>> Start

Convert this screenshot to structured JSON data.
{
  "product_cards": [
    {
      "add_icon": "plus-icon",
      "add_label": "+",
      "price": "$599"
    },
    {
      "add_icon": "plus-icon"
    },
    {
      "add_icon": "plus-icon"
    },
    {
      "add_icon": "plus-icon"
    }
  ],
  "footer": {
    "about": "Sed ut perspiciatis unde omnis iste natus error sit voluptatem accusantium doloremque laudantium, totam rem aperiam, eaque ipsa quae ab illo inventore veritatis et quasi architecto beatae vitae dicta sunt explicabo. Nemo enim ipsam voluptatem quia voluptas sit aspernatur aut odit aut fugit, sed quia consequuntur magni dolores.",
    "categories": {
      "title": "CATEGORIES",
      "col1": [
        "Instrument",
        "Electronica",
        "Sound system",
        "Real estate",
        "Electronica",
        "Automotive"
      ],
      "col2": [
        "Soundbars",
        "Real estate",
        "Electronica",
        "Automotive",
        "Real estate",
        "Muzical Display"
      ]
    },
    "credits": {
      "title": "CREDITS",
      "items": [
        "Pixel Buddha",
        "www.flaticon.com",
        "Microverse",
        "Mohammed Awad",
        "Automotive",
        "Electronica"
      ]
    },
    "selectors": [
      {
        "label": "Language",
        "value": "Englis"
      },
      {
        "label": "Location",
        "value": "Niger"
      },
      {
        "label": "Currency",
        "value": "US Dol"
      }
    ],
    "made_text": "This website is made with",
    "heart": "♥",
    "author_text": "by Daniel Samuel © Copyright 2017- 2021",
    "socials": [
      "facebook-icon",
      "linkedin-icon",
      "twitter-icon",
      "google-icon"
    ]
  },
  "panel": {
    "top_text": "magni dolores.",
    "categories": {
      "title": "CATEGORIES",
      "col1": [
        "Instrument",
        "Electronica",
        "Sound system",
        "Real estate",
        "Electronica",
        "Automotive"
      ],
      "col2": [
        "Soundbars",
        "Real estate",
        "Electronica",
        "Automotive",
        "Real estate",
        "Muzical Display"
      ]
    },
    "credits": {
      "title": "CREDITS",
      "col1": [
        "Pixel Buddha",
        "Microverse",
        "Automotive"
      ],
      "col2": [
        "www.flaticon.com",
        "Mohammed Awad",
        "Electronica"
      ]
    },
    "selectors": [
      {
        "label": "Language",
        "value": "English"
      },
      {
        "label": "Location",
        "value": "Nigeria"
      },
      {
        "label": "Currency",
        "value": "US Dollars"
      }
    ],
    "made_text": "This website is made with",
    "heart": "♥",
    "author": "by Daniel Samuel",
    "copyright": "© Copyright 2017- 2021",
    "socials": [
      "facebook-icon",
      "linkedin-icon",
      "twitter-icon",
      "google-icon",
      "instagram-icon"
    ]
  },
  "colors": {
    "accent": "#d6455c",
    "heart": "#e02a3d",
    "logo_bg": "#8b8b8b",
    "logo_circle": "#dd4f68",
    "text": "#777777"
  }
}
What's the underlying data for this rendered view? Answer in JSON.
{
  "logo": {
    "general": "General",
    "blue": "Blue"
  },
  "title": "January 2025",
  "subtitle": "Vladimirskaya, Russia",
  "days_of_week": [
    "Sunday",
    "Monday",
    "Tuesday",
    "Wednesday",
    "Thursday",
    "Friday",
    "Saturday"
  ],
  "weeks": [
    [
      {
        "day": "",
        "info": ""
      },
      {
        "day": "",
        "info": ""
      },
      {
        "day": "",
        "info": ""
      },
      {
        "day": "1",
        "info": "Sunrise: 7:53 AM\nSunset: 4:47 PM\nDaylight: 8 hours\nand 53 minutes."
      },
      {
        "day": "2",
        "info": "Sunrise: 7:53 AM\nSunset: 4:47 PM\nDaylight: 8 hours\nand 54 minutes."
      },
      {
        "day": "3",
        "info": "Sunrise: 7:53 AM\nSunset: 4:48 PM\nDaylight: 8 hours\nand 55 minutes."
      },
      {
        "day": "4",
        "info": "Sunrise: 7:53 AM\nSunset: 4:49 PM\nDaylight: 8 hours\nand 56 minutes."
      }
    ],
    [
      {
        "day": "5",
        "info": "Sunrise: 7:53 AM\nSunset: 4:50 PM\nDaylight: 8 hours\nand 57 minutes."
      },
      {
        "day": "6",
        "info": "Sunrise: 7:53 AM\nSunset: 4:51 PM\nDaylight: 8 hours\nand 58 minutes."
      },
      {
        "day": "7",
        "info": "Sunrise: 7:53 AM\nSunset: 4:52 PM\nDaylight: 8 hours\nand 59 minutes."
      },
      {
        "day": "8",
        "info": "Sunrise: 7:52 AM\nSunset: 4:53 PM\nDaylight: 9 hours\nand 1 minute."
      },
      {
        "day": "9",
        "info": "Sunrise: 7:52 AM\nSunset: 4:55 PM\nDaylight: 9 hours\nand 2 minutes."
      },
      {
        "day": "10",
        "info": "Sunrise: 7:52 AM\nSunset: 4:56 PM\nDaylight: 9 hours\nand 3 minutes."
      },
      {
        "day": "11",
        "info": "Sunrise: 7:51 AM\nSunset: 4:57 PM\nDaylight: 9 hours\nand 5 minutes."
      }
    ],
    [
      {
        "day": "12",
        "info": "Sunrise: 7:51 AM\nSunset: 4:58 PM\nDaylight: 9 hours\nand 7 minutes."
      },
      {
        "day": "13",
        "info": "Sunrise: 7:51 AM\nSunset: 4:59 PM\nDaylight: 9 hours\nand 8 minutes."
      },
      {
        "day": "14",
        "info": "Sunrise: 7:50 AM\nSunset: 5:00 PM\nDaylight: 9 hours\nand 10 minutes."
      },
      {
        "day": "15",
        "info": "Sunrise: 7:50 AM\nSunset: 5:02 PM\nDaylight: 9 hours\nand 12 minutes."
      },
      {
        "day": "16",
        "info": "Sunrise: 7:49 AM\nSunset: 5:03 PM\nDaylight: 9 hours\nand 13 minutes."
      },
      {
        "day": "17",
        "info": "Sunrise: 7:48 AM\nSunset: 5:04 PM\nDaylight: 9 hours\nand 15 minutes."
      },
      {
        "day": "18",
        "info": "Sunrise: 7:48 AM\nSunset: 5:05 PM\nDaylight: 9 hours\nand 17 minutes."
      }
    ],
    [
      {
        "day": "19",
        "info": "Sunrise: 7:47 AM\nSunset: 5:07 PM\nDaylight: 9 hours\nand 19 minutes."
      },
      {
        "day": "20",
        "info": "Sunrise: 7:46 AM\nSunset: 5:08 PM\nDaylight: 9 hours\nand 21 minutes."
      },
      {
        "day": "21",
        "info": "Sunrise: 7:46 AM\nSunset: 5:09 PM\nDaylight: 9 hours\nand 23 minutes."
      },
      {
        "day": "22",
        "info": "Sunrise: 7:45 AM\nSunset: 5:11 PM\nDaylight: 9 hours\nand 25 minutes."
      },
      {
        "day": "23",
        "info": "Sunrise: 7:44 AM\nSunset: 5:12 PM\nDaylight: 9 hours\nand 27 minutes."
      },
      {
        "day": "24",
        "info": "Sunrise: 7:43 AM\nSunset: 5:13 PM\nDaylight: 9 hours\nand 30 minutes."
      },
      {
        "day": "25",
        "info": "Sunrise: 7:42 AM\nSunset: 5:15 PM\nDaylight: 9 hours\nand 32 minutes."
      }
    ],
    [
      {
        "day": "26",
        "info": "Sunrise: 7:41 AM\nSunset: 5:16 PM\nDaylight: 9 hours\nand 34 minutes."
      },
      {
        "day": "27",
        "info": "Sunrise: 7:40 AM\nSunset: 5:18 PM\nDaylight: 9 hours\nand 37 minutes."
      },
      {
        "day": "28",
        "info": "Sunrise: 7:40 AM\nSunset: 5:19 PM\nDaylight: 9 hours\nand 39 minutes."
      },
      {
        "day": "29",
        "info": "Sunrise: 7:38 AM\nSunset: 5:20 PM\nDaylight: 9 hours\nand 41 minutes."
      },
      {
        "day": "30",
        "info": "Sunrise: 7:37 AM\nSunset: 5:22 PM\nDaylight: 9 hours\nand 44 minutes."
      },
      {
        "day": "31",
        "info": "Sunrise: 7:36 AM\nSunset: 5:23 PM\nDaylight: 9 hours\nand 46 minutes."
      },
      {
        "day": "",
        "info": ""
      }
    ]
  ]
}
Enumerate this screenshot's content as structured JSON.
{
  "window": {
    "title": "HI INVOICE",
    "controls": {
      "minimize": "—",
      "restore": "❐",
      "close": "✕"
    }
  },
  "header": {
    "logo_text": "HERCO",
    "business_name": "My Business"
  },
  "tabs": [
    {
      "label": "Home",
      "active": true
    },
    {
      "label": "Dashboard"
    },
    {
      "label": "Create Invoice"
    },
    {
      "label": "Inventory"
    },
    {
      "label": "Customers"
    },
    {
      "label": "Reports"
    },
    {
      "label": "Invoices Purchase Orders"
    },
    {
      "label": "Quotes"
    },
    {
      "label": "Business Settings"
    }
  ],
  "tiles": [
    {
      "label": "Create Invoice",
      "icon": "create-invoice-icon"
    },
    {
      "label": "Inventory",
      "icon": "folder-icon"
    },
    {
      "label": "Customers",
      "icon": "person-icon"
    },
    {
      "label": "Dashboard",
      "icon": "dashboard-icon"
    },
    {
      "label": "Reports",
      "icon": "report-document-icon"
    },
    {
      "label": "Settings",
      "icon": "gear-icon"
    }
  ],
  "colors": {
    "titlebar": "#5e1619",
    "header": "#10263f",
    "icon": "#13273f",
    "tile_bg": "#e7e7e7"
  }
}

>> End

▶ **YOUR GOAL**
Go through the listing above and work out how many lines contain the string "JSON". Reply with the number alone.

▶ **OUTPUT OF THE EXERCISE**
3